GOAL :: Using the data below, gather each line that includes the word "ylabel".

TASK INPUTS ::
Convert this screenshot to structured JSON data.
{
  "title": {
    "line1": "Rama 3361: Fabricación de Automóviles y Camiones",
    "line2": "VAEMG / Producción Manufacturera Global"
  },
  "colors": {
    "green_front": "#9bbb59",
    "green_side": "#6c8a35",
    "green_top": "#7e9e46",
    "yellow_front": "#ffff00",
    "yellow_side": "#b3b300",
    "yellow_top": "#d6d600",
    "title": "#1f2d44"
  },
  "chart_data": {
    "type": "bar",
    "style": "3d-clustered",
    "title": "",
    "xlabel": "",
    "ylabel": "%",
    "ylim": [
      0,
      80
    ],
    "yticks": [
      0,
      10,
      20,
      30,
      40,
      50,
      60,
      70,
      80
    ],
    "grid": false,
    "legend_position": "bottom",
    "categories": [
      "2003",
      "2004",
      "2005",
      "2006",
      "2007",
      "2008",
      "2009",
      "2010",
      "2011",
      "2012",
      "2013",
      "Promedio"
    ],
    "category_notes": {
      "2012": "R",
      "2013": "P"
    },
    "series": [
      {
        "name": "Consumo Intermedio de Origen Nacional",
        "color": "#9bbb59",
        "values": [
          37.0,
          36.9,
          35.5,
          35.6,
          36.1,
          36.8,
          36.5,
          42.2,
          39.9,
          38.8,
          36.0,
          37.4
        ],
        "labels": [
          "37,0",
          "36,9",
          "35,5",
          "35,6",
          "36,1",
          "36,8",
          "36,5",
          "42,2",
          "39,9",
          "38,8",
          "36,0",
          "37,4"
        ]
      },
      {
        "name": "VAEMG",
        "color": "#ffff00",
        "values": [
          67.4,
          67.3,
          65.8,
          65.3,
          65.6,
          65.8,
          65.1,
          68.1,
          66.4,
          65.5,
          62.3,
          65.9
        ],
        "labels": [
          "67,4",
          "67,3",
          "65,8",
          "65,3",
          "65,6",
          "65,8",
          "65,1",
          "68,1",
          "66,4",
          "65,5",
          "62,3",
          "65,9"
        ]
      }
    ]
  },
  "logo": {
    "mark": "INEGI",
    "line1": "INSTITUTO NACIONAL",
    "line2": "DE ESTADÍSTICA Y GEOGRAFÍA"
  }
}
--
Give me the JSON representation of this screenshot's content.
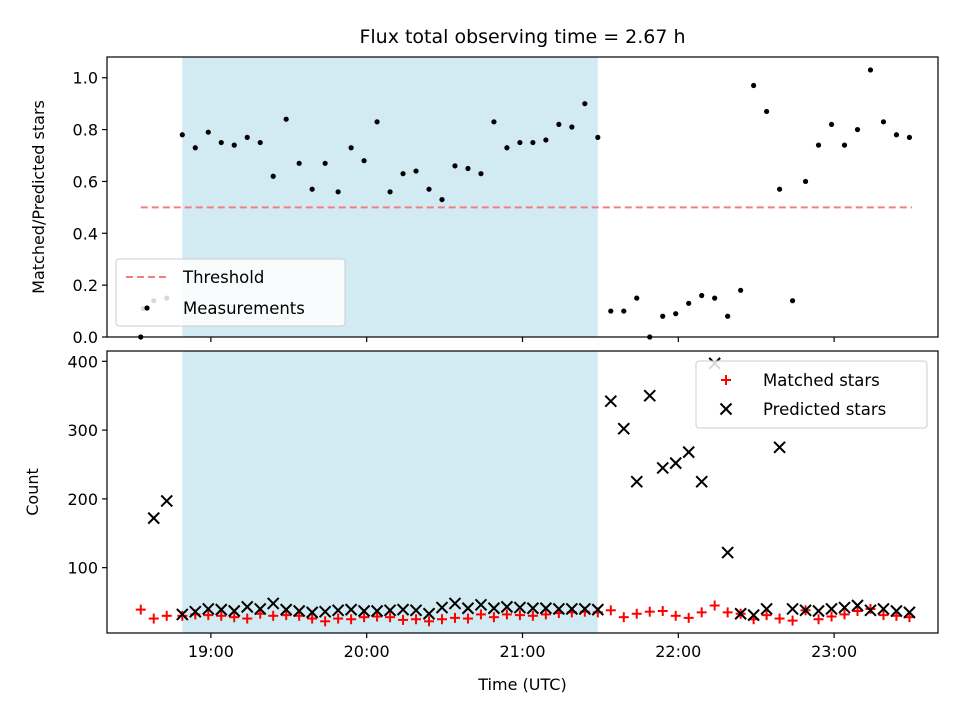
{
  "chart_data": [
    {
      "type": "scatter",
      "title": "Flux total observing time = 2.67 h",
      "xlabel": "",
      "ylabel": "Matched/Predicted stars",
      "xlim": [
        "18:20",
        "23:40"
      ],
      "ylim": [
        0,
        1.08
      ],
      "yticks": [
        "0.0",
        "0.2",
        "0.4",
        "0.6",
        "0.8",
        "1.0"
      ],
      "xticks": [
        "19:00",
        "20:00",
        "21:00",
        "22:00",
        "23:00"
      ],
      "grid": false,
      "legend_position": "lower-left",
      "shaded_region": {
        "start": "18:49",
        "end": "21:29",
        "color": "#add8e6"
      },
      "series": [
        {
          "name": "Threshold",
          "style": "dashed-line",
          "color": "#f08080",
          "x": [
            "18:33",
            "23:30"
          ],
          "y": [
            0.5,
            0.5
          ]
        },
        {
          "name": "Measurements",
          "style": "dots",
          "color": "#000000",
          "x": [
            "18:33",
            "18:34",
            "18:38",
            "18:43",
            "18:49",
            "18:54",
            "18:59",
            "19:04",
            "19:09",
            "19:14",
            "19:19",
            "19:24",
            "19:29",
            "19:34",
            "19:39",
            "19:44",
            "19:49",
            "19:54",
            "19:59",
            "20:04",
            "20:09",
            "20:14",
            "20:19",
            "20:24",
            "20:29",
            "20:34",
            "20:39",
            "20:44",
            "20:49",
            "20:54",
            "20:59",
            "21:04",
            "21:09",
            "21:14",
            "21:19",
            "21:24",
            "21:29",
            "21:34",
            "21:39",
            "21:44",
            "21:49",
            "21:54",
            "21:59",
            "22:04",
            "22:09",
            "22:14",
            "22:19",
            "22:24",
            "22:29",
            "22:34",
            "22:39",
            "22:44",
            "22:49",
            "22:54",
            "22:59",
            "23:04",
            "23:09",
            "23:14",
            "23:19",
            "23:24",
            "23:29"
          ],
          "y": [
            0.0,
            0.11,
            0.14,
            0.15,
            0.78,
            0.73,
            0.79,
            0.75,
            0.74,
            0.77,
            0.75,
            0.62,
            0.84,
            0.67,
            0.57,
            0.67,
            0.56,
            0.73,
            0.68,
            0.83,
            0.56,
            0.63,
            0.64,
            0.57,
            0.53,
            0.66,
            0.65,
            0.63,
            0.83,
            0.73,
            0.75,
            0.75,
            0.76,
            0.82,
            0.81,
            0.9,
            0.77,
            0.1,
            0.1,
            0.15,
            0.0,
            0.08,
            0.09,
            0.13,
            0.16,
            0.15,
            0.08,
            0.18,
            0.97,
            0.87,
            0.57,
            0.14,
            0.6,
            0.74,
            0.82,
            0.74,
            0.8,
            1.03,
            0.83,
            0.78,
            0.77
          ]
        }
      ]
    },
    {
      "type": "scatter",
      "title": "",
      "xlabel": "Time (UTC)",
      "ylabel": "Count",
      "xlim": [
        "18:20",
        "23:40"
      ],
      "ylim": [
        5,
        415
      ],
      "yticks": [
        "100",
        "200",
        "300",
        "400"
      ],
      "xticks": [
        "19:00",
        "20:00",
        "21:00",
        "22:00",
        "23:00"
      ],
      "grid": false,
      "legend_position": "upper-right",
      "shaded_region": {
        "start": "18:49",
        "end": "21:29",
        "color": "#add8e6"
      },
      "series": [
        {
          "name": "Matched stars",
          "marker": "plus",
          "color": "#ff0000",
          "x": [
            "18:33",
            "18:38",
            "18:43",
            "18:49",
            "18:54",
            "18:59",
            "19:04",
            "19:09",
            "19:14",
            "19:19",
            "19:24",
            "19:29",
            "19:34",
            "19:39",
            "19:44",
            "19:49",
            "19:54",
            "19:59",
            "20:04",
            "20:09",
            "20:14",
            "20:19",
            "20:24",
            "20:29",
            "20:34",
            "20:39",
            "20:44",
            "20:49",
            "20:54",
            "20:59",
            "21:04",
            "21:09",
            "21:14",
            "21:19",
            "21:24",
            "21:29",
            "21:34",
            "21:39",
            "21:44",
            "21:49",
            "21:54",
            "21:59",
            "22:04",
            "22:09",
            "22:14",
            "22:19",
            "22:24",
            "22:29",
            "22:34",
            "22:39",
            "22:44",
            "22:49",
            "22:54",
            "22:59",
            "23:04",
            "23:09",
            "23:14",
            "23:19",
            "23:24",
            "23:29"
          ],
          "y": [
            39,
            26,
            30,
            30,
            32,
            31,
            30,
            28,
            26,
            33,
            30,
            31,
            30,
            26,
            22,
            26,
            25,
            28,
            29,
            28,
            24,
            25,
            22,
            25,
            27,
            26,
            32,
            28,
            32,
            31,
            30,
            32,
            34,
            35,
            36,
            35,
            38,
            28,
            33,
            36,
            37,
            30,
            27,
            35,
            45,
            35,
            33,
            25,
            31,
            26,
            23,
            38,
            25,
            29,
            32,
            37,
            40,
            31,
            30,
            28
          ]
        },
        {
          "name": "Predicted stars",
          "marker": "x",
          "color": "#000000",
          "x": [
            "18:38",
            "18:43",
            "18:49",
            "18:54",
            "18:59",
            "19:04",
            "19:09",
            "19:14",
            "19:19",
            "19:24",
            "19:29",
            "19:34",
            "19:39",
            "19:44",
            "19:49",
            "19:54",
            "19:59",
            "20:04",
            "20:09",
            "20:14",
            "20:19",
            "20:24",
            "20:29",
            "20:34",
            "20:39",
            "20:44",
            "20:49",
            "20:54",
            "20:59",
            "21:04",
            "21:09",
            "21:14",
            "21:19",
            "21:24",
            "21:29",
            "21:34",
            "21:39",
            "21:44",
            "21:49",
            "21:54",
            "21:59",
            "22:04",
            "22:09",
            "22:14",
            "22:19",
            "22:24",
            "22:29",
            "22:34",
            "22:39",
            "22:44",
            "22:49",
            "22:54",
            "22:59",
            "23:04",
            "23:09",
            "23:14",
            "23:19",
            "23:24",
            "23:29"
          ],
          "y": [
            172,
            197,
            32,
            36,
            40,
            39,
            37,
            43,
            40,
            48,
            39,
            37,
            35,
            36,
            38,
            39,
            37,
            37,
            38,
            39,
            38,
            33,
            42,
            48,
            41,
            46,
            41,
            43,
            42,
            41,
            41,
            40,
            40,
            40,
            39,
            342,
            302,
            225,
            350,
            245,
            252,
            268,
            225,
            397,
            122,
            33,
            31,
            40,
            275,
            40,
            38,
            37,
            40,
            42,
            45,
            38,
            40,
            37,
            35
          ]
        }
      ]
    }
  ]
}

TASK ANSWER ::
    "ylabel": "%",
      "ylabel": "Matched/Predicted stars",
      "ylabel": "Count",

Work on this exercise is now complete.